■ Document passage ■
★ ★ ★ ★ ★
As promised, here is another one of Josh’s builds – Zombie! Now although any newcomers to bikerMetric might be drooling over this latest build from Tail End Customs, the more regular visitors are likely to have a double-take.
Oh, and there’s even a kick-a** YouTube video too.Yes, this 2005 Yamaha V-Star 650 build has some similarities to the previous 2003 Yamaha V-Star custom featured here. Same builder, same make same model yet completely different styles. Both bobbers ride on
spoke wheels wrapped with old-school rubber, which gives them the perfect amount of simplicity at the wheels so that that big and bold V-twin can be the center of attention. Another similarity which I dig is the mix of disc and drum brakes. Both bikes are equipped with a drilled rotor up front, while a drum brake is given the stopping duties for the rear wheel. Each bike also features a solo seat and a bobber-style rear fender. Another fine piece of custom metal that both motorcycles share is the speedholed fork tube covers. The similarities begin to fade there. In Josh’s words:
“This one was a stocker I picked up and wanted to do something a little different than my normal. I decided on a fat, low, and mean look.”
★ ★ ★ ★ ★
■ Given entries ■
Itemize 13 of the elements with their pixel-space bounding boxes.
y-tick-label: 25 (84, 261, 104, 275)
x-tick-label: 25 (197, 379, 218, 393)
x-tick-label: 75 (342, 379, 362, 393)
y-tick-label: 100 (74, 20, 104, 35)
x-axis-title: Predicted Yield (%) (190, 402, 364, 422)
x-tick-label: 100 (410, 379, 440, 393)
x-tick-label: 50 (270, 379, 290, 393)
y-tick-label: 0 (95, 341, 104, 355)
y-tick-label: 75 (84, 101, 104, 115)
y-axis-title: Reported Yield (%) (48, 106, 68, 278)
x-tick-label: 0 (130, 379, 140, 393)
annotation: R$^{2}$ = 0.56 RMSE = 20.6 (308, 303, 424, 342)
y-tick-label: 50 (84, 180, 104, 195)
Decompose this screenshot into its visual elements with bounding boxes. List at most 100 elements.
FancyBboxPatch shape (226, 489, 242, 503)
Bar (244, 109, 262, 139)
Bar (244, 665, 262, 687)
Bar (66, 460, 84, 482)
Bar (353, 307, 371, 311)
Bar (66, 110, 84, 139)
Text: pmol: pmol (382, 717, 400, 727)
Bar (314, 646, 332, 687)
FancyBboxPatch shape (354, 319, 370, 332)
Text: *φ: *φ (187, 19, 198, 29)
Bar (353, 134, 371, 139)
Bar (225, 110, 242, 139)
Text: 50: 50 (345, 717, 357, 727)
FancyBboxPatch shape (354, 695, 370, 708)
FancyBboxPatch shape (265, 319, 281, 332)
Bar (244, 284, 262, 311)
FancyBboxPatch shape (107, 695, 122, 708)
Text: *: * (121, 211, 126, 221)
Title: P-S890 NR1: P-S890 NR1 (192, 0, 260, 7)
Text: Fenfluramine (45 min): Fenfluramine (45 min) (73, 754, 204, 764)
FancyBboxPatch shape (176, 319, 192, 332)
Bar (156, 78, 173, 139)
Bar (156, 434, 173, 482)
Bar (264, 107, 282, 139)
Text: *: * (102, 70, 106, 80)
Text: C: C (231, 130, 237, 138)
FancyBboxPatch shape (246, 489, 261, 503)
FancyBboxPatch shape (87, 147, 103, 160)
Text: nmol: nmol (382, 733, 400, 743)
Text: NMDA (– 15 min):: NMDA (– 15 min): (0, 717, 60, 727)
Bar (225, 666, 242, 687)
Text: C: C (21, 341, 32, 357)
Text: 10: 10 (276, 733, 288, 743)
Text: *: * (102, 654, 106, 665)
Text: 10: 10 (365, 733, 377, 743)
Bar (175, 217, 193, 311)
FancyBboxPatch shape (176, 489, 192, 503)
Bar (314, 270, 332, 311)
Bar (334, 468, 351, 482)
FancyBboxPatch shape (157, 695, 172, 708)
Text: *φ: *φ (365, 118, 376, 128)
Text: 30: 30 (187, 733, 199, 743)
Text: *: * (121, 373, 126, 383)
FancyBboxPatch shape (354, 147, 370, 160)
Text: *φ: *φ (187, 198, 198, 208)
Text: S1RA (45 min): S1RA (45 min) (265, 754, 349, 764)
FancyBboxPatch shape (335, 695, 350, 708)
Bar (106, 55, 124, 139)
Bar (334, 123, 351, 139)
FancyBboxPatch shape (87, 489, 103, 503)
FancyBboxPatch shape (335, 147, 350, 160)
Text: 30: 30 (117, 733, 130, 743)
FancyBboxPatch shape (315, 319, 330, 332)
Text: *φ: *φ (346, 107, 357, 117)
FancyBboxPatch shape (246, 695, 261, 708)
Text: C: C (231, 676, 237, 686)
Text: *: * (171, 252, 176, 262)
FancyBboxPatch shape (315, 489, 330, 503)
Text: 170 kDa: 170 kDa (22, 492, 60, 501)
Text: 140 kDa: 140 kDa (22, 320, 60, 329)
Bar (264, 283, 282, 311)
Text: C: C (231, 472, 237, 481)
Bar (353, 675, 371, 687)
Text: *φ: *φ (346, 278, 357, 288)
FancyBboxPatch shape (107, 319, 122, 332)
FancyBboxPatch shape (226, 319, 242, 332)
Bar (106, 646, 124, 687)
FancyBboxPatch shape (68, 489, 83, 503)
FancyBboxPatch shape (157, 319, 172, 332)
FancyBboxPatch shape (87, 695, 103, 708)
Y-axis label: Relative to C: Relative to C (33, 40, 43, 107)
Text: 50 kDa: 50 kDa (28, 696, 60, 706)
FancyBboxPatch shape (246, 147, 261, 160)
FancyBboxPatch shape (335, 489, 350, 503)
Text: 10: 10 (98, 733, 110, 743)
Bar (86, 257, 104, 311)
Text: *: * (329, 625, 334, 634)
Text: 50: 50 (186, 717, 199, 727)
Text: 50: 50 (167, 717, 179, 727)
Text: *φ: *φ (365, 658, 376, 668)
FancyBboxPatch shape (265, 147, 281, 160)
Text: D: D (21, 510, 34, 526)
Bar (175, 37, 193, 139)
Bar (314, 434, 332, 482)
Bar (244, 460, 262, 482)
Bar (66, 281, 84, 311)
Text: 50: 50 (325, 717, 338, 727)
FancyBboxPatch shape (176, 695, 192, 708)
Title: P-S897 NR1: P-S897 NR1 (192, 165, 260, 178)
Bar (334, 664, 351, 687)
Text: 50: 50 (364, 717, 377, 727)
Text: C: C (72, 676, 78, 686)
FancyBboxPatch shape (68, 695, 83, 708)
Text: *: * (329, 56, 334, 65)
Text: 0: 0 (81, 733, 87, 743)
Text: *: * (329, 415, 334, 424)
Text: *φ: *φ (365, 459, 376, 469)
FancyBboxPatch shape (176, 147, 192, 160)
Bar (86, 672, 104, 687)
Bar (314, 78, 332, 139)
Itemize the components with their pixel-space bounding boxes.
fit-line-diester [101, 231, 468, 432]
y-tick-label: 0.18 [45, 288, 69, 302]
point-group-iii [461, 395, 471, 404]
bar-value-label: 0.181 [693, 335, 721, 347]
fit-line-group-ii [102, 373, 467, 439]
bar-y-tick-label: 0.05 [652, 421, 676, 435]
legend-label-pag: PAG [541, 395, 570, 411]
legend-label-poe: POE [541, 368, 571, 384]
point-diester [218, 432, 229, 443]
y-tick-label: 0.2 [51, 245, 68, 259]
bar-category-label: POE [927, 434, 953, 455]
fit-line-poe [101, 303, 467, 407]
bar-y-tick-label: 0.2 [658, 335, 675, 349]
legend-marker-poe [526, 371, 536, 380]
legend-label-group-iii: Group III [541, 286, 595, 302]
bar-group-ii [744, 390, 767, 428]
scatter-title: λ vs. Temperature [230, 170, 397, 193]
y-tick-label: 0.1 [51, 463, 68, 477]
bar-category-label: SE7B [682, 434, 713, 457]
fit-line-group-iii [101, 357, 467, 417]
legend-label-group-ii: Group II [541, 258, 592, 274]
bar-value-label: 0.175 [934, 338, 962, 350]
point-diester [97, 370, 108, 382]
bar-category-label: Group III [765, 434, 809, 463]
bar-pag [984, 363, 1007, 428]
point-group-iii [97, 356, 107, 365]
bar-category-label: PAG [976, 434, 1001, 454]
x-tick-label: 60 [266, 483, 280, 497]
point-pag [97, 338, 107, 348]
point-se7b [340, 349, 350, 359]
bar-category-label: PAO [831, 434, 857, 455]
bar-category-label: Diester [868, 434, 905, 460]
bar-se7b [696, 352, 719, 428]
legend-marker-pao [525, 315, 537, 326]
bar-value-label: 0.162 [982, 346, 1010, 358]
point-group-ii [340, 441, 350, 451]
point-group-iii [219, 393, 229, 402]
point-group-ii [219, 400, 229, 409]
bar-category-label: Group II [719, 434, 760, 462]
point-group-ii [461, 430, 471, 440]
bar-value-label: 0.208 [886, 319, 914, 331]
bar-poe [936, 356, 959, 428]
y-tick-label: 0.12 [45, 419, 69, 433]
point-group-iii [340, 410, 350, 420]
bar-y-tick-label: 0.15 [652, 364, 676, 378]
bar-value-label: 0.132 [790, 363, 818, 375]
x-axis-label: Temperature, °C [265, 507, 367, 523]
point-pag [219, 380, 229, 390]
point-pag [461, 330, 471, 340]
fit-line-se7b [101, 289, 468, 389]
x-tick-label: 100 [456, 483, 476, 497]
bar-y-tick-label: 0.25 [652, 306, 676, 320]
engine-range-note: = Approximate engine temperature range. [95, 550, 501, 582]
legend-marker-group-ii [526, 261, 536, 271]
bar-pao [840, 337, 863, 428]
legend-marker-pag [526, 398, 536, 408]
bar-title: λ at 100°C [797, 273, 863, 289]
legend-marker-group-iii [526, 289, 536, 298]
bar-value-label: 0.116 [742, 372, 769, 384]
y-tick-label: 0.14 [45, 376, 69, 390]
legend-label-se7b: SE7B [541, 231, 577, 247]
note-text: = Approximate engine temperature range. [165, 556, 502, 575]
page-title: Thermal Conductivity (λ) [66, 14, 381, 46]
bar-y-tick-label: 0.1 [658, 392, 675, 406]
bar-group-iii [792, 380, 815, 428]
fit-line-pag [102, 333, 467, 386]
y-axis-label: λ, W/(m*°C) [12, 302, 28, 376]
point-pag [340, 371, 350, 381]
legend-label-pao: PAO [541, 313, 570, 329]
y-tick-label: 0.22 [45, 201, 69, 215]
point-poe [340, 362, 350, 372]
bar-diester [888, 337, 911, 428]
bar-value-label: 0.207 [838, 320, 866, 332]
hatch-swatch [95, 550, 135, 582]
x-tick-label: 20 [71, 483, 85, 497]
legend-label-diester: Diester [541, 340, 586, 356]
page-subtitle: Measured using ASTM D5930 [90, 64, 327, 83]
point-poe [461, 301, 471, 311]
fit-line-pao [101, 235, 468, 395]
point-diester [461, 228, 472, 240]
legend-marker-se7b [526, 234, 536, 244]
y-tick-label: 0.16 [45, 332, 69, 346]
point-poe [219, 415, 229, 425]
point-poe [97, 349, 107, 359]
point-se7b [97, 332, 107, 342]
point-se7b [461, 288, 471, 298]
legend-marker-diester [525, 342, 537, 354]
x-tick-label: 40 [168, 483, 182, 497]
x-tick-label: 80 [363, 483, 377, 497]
★ ★ ★ ★ ★
■ What the task requires ■
Answer these questions about the Zombie motorcycle write-up:
1. What year, make and model is the Zombie build?
2. What type of brake handles the rear wheel on both bikes?
3. What look did Josh decide on for this build?
The entries are separate material, not part of the Zombie motorcycle write-up.

■ Reply ■
1. A 2005 Yamaha V-Star 650.
2. A drum brake.
3. A fat, low, and mean look.